» DESCRIPTION OF THE TASK: Produce an exact copy of all the records.
----- DATA FOR THIS EXERCISE
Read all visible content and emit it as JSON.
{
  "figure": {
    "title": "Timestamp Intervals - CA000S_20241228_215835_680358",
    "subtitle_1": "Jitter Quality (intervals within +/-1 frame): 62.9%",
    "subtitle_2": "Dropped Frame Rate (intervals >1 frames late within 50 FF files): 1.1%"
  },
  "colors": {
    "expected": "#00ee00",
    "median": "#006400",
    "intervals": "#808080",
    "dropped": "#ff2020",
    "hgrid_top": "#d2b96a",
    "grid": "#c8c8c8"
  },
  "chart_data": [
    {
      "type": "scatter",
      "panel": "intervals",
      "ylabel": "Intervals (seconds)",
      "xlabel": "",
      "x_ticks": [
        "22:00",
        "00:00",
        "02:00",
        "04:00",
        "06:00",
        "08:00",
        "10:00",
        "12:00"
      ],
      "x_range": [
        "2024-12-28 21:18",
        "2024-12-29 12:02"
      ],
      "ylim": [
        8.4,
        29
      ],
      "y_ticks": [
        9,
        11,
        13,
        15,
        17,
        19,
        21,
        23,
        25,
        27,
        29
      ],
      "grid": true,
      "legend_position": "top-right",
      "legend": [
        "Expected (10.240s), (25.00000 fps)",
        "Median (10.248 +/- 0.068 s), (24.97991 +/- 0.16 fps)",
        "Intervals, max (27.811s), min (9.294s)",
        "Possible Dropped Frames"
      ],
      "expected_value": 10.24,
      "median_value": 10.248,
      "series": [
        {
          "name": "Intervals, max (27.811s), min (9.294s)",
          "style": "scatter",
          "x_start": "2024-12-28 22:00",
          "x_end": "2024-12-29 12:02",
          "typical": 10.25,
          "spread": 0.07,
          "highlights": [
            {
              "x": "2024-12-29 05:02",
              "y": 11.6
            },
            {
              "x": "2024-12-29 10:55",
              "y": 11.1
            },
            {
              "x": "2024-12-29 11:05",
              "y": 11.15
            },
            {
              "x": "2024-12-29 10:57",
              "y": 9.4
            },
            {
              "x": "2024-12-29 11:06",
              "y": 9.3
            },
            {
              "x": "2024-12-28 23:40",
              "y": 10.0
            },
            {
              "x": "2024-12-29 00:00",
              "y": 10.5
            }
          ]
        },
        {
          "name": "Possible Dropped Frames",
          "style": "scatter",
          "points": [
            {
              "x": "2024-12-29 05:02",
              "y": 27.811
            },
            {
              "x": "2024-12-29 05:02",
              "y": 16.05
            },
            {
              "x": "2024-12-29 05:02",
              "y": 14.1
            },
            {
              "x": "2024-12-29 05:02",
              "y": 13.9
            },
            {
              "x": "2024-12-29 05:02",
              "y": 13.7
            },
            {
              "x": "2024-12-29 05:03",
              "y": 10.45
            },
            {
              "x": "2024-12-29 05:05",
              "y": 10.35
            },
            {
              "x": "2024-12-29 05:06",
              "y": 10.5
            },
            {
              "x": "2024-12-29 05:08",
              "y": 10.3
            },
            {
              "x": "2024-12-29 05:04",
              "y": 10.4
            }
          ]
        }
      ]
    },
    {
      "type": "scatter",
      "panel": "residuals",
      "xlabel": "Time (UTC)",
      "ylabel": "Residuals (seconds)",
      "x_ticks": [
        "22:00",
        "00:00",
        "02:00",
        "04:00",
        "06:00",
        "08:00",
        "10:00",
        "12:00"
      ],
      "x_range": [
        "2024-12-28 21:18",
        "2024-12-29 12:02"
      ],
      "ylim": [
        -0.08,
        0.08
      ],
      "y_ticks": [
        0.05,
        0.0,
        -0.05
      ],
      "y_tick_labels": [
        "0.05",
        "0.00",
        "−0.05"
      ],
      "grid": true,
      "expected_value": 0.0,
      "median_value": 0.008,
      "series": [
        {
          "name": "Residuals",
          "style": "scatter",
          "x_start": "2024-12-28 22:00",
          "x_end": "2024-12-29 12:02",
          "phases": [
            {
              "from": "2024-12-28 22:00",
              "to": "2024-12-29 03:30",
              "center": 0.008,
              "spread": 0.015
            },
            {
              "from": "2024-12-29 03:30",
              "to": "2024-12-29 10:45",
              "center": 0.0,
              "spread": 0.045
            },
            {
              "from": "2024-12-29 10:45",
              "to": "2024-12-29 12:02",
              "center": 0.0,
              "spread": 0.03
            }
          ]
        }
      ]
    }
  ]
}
----------
» TASK OUTPUT:
Read all visible content and emit it as JSON.
{
  "figure": {
    "title": "Timestamp Intervals - CA000S_20241228_215835_680358",
    "subtitle_1": "Jitter Quality (intervals within +/-1 frame): 62.9%",
    "subtitle_2": "Dropped Frame Rate (intervals >1 frames late within 50 FF files): 1.1%"
  },
  "colors": {
    "expected": "#00ee00",
    "median": "#006400",
    "intervals": "#808080",
    "dropped": "#ff2020",
    "hgrid_top": "#d2b96a",
    "grid": "#c8c8c8"
  },
  "chart_data": [
    {
      "type": "scatter",
      "panel": "intervals",
      "ylabel": "Intervals (seconds)",
      "xlabel": "",
      "x_ticks": [
        "22:00",
        "00:00",
        "02:00",
        "04:00",
        "06:00",
        "08:00",
        "10:00",
        "12:00"
      ],
      "x_range": [
        "2024-12-28 21:18",
        "2024-12-29 12:02"
      ],
      "ylim": [
        8.4,
        29
      ],
      "y_ticks": [
        9,
        11,
        13,
        15,
        17,
        19,
        21,
        23,
        25,
        27,
        29
      ],
      "grid": true,
      "legend_position": "top-right",
      "legend": [
        "Expected (10.240s), (25.00000 fps)",
        "Median (10.248 +/- 0.068 s), (24.97991 +/- 0.16 fps)",
        "Intervals, max (27.811s), min (9.294s)",
        "Possible Dropped Frames"
      ],
      "expected_value": 10.24,
      "median_value": 10.248,
      "series": [
        {
          "name": "Intervals, max (27.811s), min (9.294s)",
          "style": "scatter",
          "x_start": "2024-12-28 22:00",
          "x_end": "2024-12-29 12:02",
          "typical": 10.25,
          "spread": 0.07,
          "highlights": [
            {
              "x": "2024-12-29 05:02",
              "y": 11.6
            },
            {
              "x": "2024-12-29 10:55",
              "y": 11.1
            },
            {
              "x": "2024-12-29 11:05",
              "y": 11.15
            },
            {
              "x": "2024-12-29 10:57",
              "y": 9.4
            },
            {
              "x": "2024-12-29 11:06",
              "y": 9.3
            },
            {
              "x": "2024-12-28 23:40",
              "y": 10.0
            },
            {
              "x": "2024-12-29 00:00",
              "y": 10.5
            }
          ]
        },
        {
          "name": "Possible Dropped Frames",
          "style": "scatter",
          "points": [
            {
              "x": "2024-12-29 05:02",
              "y": 27.811
            },
            {
              "x": "2024-12-29 05:02",
              "y": 16.05
            },
            {
              "x": "2024-12-29 05:02",
              "y": 14.1
            },
            {
              "x": "2024-12-29 05:02",
              "y": 13.9
            },
            {
              "x": "2024-12-29 05:02",
              "y": 13.7
            },
            {
              "x": "2024-12-29 05:03",
              "y": 10.45
            },
            {
              "x": "2024-12-29 05:05",
              "y": 10.35
            },
            {
              "x": "2024-12-29 05:06",
              "y": 10.5
            },
            {
              "x": "2024-12-29 05:08",
              "y": 10.3
            },
            {
              "x": "2024-12-29 05:04",
              "y": 10.4
            }
          ]
        }
      ]
    },
    {
      "type": "scatter",
      "panel": "residuals",
      "xlabel": "Time (UTC)",
      "ylabel": "Residuals (seconds)",
      "x_ticks": [
        "22:00",
        "00:00",
        "02:00",
        "04:00",
        "06:00",
        "08:00",
        "10:00",
        "12:00"
      ],
      "x_range": [
        "2024-12-28 21:18",
        "2024-12-29 12:02"
      ],
      "ylim": [
        -0.08,
        0.08
      ],
      "y_ticks": [
        0.05,
        0.0,
        -0.05
      ],
      "y_tick_labels": [
        "0.05",
        "0.00",
        "−0.05"
      ],
      "grid": true,
      "expected_value": 0.0,
      "median_value": 0.008,
      "series": [
        {
          "name": "Residuals",
          "style": "scatter",
          "x_start": "2024-12-28 22:00",
          "x_end": "2024-12-29 12:02",
          "phases": [
            {
              "from": "2024-12-28 22:00",
              "to": "2024-12-29 03:30",
              "center": 0.008,
              "spread": 0.015
            },
            {
              "from": "2024-12-29 03:30",
              "to": "2024-12-29 10:45",
              "center": 0.0,
              "spread": 0.045
            },
            {
              "from": "2024-12-29 10:45",
              "to": "2024-12-29 12:02",
              "center": 0.0,
              "spread": 0.03
            }
          ]
        }
      ]
    }
  ]
}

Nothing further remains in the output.